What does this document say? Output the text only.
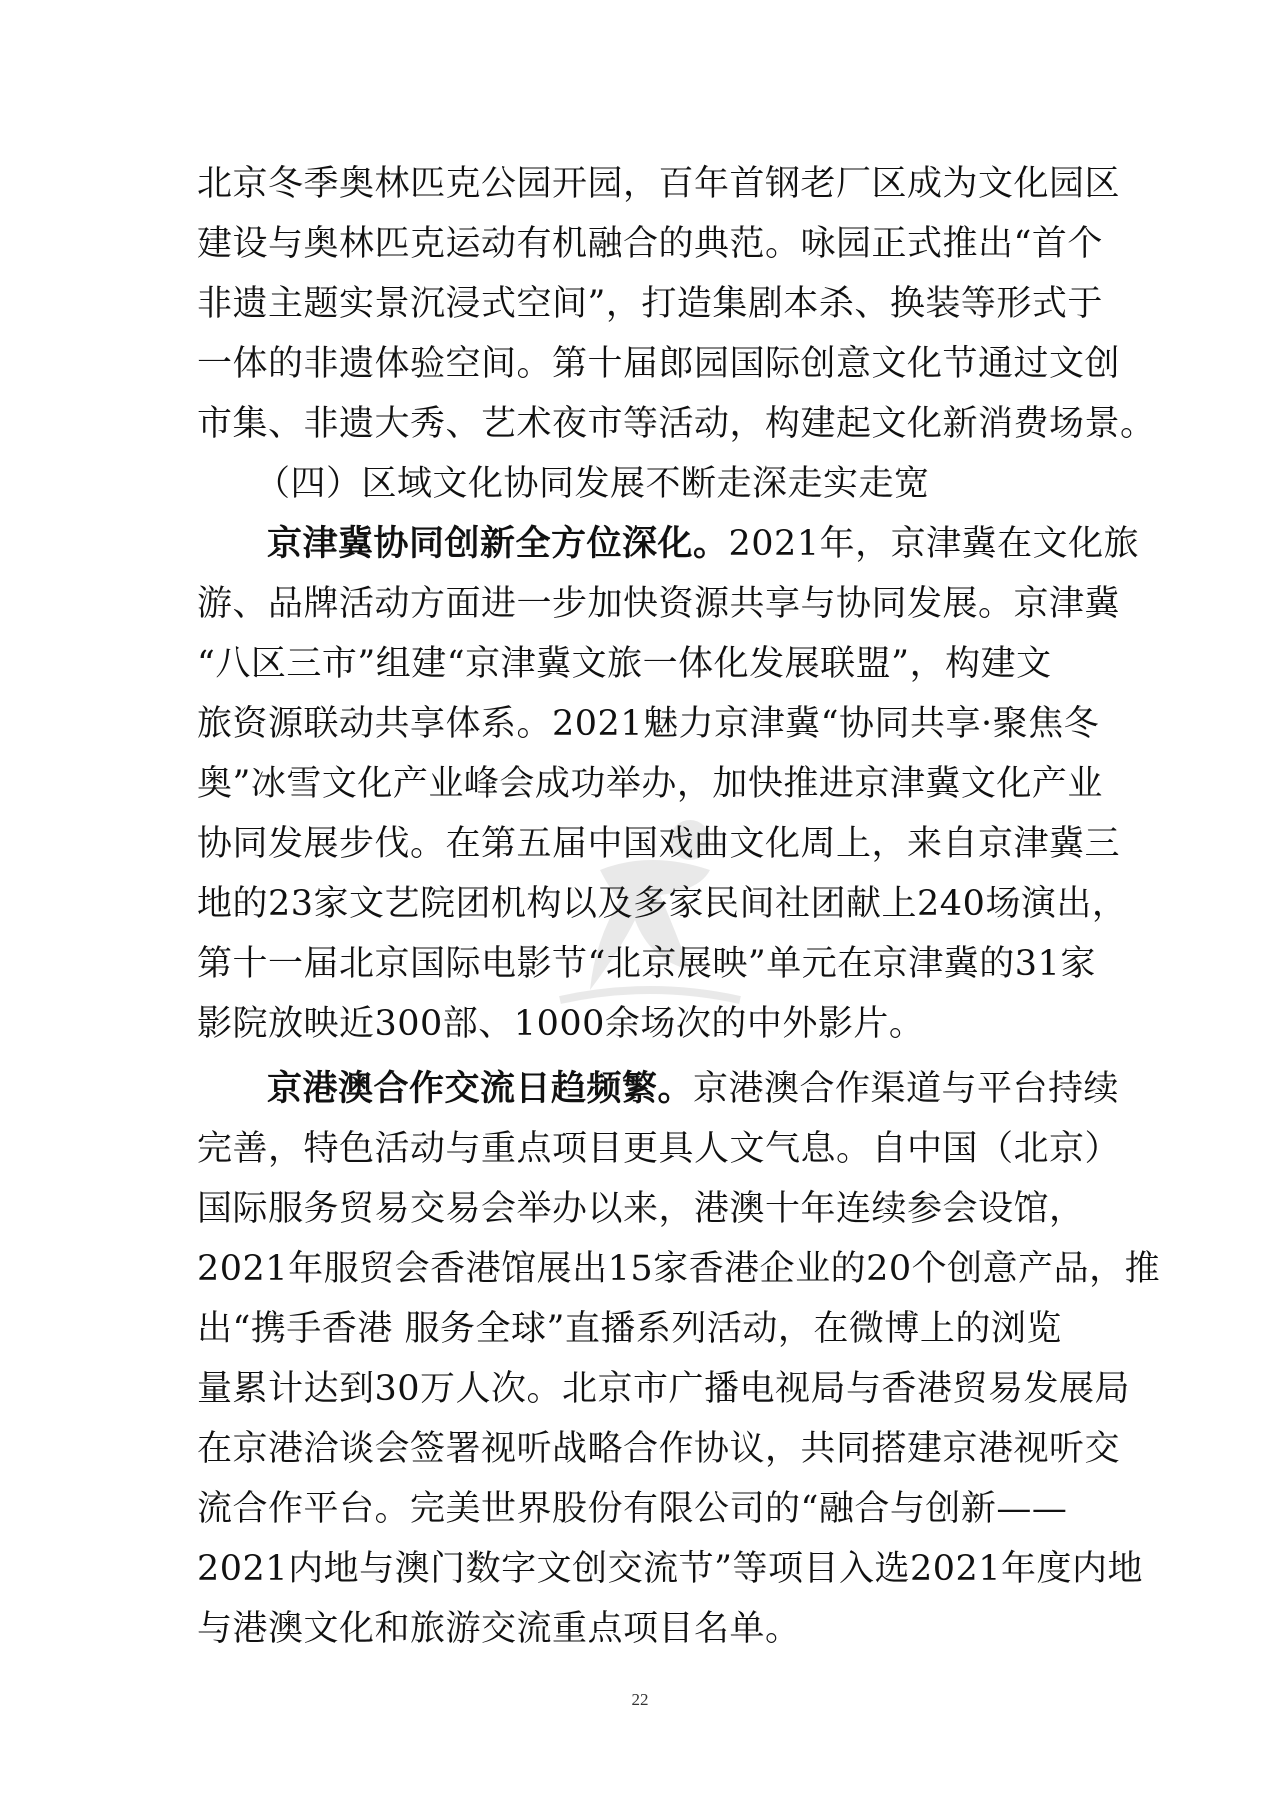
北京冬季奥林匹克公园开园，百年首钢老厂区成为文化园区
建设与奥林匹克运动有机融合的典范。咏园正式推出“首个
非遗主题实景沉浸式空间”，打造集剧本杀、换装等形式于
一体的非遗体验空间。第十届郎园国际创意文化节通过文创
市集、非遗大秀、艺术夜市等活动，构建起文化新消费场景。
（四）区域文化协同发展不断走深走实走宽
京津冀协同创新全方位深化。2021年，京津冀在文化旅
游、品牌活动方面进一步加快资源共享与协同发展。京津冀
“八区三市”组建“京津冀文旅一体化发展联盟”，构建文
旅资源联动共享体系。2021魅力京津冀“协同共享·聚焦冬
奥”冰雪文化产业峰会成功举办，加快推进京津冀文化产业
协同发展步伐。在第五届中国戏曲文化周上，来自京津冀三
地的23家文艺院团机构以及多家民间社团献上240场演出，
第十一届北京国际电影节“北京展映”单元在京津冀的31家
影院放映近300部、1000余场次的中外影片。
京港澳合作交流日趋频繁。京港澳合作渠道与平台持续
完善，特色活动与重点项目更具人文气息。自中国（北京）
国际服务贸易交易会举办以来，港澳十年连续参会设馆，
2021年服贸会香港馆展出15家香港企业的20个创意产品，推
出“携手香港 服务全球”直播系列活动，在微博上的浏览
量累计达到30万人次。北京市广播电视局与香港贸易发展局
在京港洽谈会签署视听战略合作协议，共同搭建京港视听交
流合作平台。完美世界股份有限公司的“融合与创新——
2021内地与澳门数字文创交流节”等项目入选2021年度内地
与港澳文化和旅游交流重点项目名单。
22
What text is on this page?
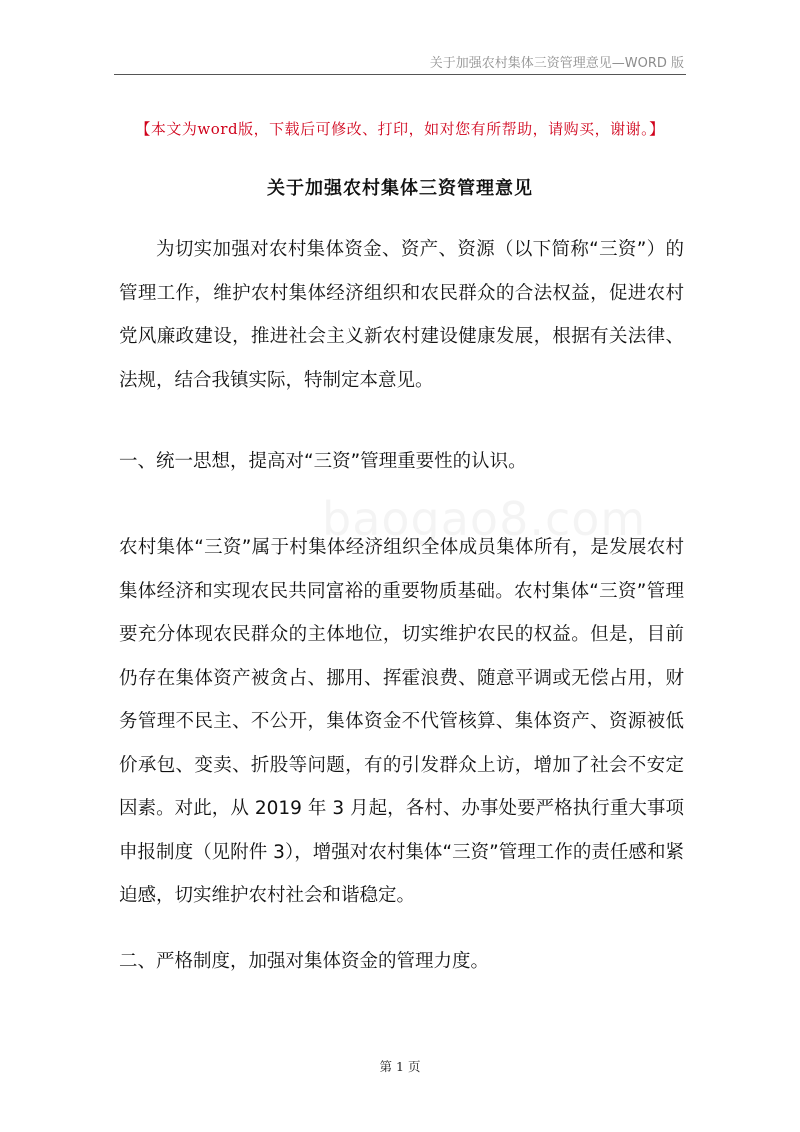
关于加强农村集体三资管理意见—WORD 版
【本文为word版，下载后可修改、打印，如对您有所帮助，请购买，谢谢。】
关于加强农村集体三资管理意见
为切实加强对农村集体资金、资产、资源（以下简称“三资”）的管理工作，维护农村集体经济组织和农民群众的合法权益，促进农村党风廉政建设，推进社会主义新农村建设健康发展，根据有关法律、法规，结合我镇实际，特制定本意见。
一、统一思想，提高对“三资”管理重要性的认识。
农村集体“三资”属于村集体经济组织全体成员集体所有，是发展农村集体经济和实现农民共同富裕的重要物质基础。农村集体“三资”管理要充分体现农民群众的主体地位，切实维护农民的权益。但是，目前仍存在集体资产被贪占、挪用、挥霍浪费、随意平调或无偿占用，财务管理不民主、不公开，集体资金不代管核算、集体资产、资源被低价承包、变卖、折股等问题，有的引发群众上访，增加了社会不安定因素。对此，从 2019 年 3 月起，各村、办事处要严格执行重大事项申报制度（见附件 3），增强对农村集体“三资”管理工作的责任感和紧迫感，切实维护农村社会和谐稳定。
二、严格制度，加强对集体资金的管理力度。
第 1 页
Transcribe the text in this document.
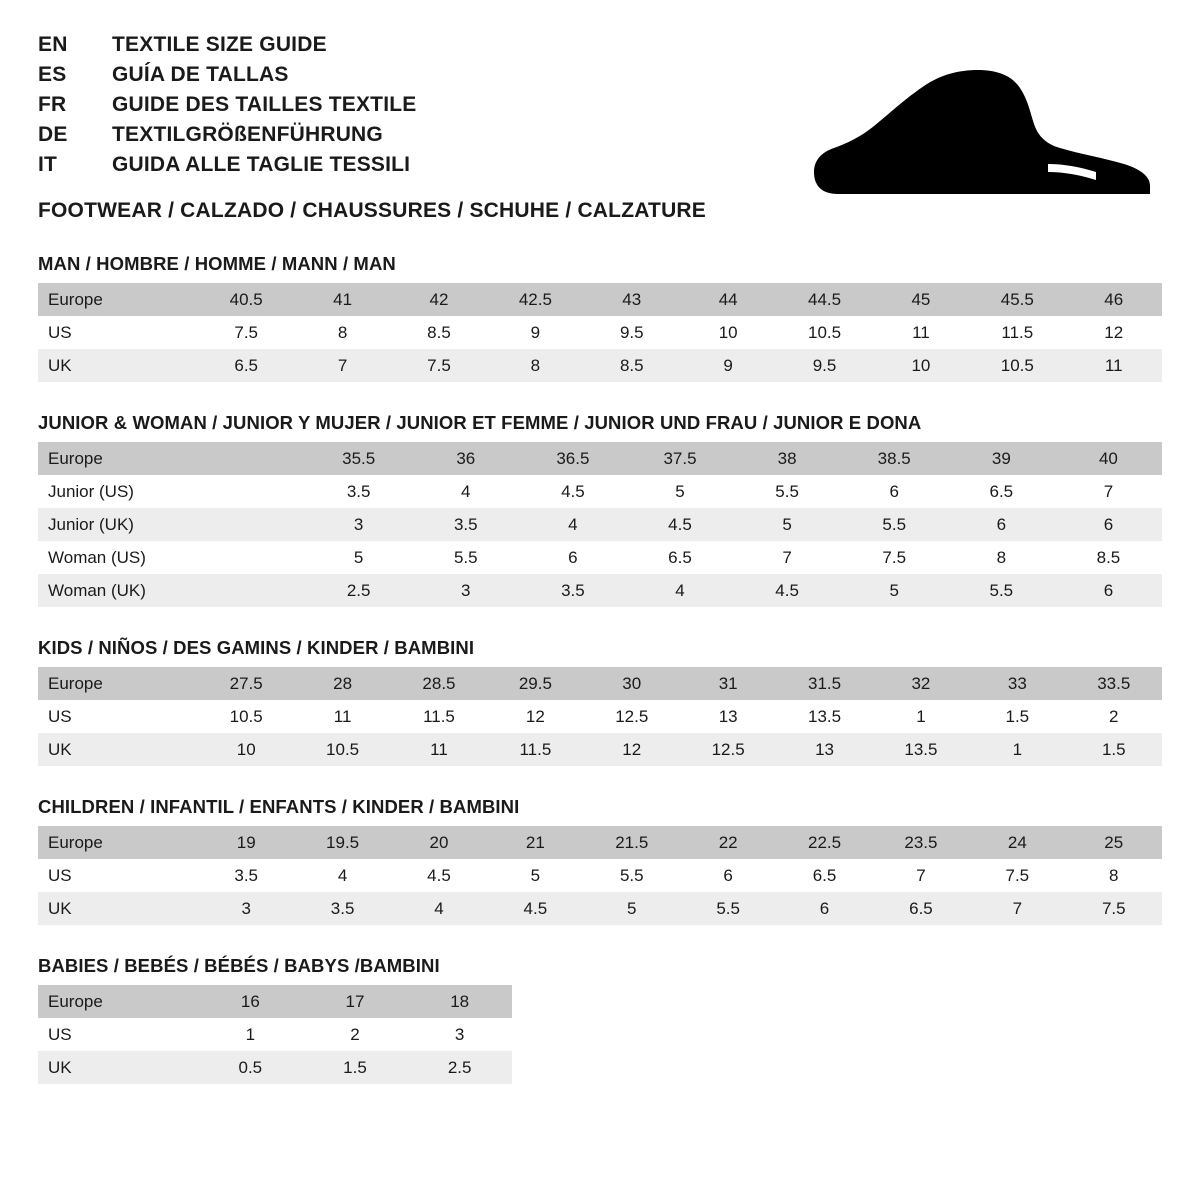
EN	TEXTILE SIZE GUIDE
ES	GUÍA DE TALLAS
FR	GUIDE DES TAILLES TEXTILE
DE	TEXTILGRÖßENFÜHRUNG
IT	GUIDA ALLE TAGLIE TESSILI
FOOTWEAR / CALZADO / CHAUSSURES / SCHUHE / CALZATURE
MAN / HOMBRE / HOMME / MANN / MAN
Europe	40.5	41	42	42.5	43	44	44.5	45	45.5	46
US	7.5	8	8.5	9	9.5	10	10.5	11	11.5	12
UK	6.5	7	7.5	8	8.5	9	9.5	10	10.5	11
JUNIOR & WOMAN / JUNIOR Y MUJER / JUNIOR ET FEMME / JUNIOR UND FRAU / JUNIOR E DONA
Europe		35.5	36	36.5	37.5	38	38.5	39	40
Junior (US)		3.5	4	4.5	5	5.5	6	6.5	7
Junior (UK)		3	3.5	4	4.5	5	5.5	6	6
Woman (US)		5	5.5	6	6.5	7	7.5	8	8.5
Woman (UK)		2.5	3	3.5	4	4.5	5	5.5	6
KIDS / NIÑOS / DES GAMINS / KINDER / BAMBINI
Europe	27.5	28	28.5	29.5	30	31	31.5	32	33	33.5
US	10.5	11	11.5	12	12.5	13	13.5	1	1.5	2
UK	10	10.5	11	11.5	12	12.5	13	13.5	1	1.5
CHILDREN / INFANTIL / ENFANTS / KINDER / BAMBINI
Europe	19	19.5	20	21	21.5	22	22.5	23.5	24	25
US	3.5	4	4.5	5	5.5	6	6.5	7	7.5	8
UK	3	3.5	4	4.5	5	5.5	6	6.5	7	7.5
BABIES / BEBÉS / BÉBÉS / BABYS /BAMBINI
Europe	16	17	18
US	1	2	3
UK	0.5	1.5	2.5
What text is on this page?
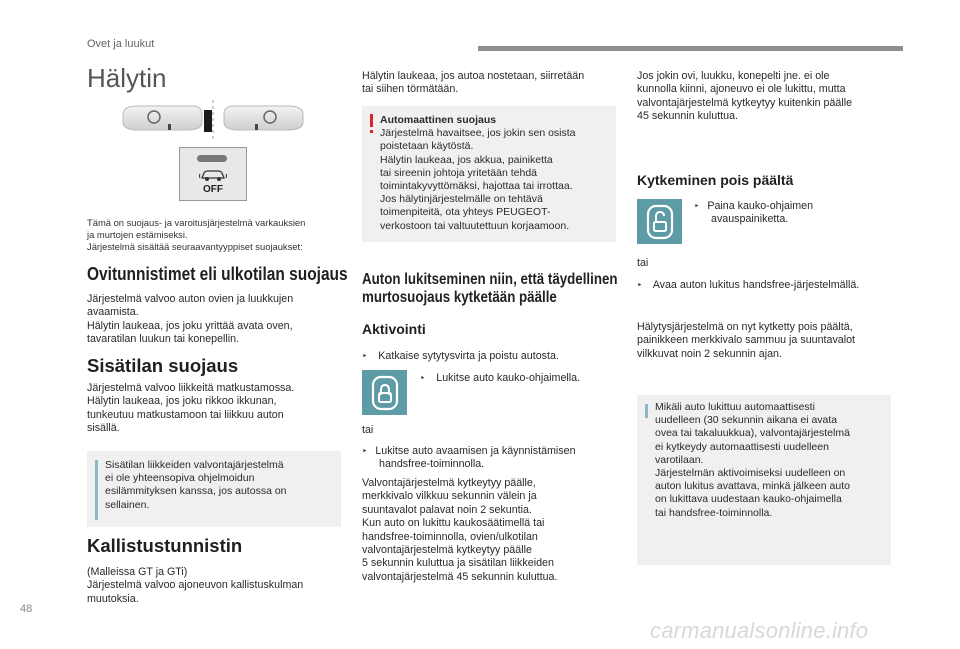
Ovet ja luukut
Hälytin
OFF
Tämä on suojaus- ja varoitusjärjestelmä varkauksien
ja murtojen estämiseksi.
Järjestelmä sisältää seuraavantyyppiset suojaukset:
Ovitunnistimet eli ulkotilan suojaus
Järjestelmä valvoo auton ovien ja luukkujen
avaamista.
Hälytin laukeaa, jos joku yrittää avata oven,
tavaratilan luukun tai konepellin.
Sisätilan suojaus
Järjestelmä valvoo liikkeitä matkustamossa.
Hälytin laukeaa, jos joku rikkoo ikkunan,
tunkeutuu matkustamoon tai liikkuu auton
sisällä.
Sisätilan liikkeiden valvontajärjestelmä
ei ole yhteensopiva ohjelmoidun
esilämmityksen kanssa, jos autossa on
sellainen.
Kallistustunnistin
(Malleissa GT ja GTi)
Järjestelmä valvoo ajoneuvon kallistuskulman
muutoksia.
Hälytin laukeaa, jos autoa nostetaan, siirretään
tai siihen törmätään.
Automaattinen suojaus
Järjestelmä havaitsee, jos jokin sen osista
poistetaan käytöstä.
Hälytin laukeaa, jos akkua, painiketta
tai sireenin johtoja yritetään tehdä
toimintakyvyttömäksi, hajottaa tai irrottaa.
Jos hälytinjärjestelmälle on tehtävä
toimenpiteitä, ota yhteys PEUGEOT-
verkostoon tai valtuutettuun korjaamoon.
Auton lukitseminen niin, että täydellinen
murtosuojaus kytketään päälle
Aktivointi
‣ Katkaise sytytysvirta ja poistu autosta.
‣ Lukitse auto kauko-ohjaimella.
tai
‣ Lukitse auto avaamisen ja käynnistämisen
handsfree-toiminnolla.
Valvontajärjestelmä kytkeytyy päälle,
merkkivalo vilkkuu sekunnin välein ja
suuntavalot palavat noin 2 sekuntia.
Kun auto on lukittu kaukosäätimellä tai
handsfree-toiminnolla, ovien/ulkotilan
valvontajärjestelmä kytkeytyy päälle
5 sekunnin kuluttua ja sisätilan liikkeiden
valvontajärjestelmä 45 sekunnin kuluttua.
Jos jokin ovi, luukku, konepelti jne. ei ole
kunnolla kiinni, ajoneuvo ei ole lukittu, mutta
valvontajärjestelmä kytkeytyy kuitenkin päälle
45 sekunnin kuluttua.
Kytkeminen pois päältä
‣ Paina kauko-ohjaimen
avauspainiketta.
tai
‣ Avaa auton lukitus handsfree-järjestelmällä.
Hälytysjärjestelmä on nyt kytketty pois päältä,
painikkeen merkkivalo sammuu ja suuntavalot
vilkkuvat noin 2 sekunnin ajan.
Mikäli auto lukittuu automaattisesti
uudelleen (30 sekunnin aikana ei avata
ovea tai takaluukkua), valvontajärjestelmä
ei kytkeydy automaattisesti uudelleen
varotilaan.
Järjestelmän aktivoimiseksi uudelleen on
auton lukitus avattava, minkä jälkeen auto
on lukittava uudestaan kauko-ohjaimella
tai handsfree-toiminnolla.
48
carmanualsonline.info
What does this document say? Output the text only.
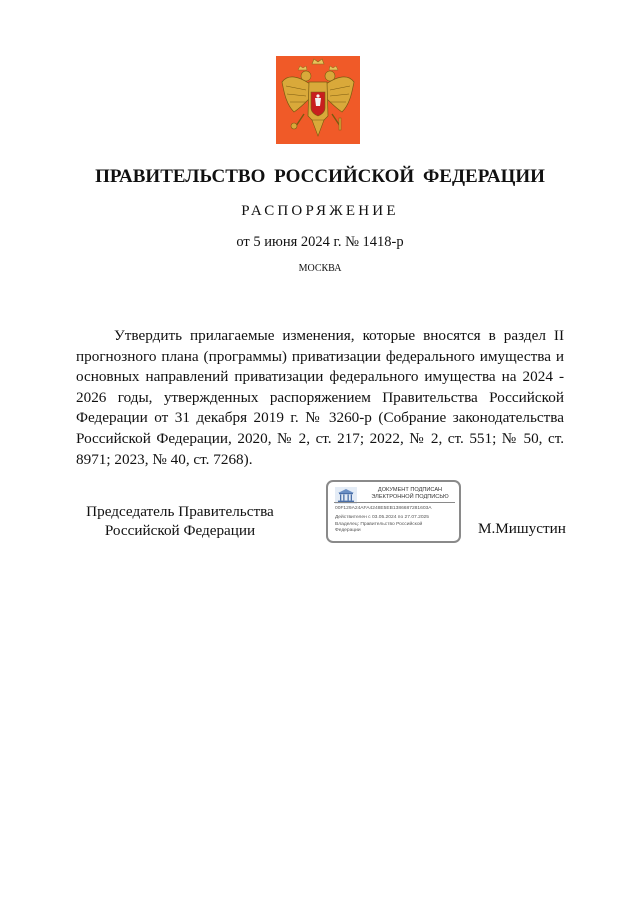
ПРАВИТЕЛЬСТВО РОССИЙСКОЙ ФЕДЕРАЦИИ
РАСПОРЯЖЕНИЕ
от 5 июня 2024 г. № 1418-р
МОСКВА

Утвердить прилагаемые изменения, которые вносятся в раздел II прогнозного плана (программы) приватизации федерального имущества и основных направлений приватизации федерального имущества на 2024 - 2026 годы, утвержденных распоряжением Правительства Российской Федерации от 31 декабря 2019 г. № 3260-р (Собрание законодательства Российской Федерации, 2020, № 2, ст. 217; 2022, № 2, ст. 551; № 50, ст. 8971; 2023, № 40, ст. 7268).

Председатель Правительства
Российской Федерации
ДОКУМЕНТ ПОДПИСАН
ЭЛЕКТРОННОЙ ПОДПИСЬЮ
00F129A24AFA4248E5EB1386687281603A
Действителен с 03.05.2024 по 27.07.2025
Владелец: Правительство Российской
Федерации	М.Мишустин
################
> What you will do
Scan the listing above for the word "KINDER" and show each line where it is found.

> Output for this exercise
KIDS / NIÑOS / DES GAMINS / KINDER / BAMBINI
CHILDREN / INFANTIL / ENFANTS / KINDER / BAMBINI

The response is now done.